Look for the string "this" in the lines and copy each line that has it.

==== Extracted entries

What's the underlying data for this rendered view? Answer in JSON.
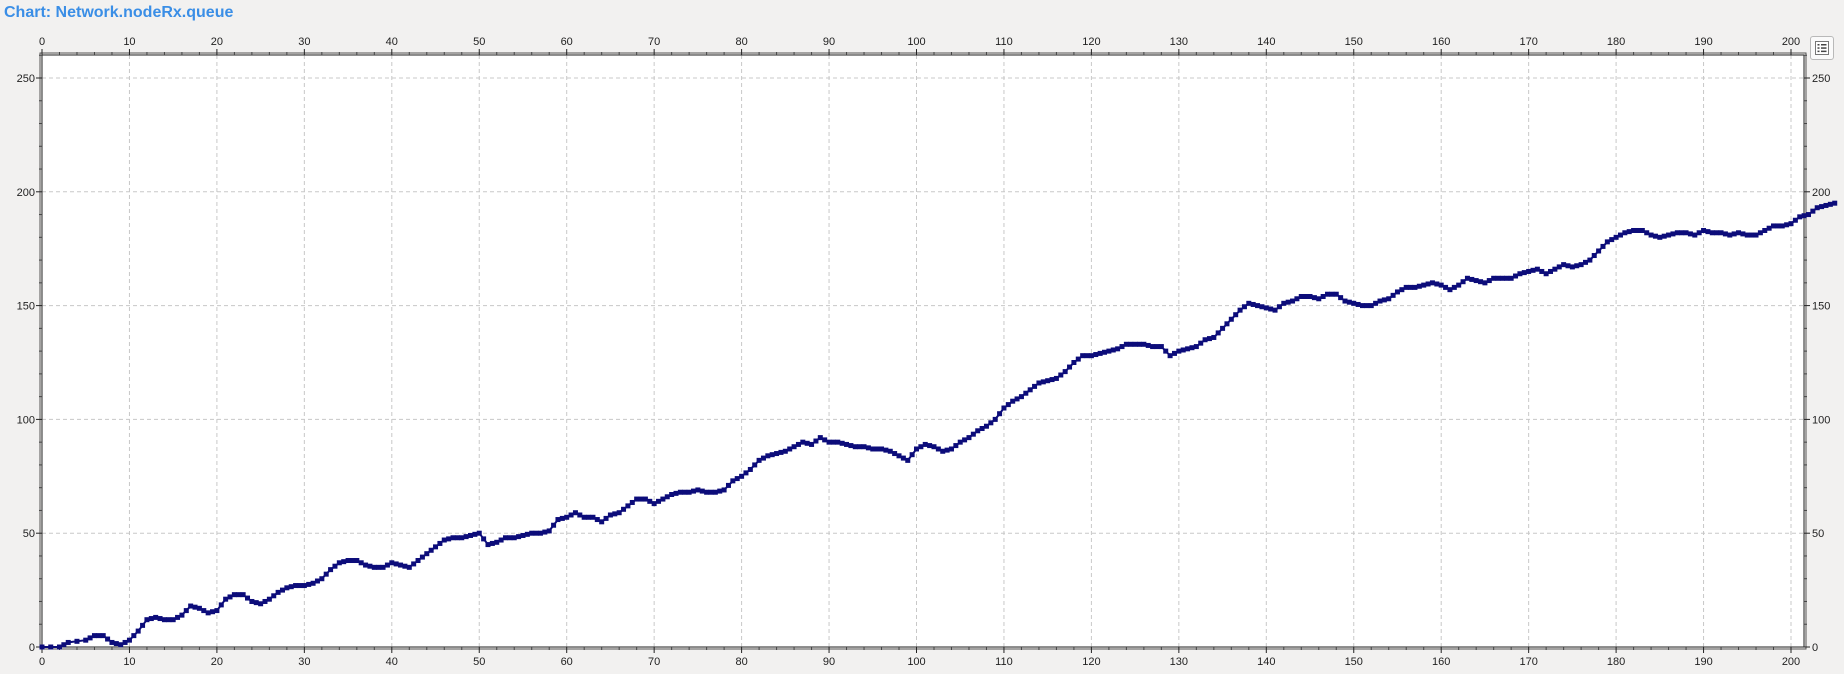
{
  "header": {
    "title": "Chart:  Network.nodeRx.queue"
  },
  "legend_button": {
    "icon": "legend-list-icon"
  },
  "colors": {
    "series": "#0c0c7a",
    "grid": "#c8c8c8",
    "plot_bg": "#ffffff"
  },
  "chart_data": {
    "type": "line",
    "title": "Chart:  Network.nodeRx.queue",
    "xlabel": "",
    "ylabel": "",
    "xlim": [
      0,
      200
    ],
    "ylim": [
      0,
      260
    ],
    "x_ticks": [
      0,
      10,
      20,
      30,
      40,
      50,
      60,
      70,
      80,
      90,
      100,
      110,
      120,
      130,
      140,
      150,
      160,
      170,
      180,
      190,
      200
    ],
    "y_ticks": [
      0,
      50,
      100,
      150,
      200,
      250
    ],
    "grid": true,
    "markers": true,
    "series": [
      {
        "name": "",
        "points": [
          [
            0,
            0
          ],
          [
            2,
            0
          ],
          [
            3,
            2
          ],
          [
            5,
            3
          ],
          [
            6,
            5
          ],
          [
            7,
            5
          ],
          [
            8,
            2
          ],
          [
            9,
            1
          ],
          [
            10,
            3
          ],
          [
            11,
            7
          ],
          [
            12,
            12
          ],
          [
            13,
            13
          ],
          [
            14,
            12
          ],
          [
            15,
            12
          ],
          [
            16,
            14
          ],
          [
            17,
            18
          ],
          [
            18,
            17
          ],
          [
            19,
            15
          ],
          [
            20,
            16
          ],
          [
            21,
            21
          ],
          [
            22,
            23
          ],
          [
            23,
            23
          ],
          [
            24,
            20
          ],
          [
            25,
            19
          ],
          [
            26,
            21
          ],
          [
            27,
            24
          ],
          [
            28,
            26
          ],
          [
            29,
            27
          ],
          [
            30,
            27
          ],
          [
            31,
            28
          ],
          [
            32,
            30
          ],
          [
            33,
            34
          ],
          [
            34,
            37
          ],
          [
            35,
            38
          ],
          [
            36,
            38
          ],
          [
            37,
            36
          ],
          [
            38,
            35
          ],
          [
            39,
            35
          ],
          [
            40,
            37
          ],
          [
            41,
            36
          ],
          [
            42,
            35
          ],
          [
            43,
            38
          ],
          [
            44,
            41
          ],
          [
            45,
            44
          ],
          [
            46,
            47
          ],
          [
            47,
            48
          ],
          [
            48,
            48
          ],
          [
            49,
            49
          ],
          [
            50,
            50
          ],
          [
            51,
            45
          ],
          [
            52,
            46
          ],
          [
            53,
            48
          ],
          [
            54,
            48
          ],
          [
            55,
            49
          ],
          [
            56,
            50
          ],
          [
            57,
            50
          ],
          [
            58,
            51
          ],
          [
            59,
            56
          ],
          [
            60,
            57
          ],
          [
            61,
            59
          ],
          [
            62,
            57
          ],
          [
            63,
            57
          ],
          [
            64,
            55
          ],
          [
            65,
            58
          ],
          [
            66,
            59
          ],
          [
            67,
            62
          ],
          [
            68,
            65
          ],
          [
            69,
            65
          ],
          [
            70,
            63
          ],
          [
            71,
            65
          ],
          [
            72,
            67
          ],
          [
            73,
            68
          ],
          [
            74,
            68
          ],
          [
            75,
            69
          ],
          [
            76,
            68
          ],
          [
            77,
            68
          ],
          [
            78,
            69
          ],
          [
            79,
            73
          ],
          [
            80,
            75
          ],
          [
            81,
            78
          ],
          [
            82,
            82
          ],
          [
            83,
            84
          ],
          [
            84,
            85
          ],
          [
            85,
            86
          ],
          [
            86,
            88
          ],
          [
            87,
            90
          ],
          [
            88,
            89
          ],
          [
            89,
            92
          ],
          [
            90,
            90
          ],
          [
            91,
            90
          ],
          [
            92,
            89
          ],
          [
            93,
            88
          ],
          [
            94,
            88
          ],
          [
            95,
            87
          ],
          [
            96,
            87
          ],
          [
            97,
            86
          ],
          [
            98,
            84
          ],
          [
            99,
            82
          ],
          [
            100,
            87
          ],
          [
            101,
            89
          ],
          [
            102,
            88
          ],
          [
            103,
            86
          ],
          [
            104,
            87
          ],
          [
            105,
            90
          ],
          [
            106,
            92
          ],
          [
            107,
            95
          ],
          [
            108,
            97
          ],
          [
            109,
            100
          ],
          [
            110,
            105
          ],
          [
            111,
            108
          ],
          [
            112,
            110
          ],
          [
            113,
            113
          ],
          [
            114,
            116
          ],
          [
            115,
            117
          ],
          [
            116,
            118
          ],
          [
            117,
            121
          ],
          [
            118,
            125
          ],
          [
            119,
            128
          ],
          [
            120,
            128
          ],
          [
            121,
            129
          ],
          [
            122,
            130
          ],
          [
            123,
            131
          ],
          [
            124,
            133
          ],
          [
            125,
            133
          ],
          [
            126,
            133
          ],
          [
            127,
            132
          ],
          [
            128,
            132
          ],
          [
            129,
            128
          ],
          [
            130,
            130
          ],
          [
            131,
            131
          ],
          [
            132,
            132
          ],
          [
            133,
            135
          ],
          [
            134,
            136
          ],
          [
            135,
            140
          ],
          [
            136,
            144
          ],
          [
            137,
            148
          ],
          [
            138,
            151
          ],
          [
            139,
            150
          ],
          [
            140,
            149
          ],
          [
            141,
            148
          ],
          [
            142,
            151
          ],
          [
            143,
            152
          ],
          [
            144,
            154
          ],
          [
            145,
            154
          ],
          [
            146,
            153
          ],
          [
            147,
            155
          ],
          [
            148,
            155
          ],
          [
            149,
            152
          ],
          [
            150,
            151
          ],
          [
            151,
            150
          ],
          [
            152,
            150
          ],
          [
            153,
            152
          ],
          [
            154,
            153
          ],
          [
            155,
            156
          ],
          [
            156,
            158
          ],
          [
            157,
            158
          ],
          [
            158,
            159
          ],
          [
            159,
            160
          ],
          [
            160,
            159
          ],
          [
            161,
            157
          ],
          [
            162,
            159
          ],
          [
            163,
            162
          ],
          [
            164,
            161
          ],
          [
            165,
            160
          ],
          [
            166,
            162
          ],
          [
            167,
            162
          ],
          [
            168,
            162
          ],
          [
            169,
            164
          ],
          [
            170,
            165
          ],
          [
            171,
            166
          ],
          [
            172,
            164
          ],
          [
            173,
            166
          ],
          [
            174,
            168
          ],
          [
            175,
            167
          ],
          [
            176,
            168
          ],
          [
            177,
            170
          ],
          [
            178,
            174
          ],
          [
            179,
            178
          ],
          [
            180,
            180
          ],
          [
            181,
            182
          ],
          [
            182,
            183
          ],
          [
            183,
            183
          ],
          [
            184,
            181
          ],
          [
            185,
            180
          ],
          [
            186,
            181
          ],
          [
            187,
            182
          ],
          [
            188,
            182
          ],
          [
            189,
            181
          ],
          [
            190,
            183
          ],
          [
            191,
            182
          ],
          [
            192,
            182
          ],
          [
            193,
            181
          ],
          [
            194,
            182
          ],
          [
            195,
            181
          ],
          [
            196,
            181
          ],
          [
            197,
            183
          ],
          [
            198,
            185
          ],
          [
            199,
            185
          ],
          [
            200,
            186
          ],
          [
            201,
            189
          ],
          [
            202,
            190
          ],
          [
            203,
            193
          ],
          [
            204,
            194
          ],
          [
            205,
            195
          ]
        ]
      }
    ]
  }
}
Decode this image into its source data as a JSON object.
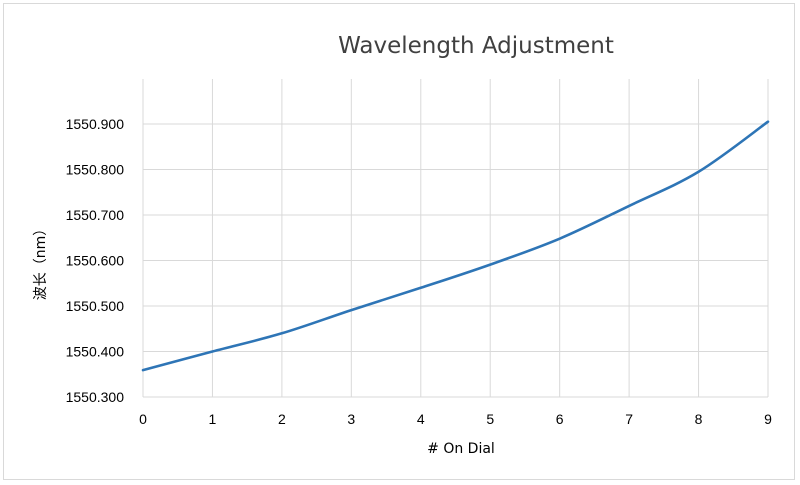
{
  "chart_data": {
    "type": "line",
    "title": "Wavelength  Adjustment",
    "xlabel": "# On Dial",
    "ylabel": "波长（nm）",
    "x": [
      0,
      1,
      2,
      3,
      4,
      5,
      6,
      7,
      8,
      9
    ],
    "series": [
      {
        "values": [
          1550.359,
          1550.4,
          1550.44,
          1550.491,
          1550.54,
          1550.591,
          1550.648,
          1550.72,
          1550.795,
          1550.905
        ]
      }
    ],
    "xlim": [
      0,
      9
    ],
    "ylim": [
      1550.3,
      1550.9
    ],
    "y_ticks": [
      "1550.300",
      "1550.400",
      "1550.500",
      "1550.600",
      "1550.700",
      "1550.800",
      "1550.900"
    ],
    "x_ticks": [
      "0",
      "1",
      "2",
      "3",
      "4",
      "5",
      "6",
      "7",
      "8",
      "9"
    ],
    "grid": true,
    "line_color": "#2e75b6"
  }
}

========

Correct answer »
What's the underlying data for this rendered view? Answer in JSON.
Decode this image into its source data as a JSON object.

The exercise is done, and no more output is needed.